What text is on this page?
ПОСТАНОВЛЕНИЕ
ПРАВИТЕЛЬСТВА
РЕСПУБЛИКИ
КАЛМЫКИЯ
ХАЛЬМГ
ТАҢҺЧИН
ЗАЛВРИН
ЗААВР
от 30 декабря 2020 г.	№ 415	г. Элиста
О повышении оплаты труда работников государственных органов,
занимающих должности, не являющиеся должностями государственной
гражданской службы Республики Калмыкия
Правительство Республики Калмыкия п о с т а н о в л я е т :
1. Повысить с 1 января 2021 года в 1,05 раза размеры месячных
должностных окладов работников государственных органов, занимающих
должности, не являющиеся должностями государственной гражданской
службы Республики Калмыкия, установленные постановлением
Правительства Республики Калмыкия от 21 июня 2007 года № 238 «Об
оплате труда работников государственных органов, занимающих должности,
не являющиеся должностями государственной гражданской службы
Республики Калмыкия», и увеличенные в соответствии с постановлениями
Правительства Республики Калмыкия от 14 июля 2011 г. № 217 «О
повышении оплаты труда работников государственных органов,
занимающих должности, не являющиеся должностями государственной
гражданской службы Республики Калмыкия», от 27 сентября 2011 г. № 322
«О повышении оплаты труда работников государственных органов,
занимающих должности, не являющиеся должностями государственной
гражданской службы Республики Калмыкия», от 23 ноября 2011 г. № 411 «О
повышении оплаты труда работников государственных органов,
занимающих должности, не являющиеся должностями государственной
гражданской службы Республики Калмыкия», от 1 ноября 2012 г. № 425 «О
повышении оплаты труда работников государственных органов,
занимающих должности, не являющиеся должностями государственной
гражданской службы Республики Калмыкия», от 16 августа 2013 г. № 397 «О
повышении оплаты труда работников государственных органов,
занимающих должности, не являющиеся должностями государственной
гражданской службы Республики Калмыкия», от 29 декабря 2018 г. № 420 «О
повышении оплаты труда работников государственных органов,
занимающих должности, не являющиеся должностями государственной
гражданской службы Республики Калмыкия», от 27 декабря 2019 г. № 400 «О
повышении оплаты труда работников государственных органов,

==*==

» **TASK STATEMENT**
Going through the lines above one by one, tally those with the word "гражданской" and give only the total.

» **WRITTEN ANSWER**
9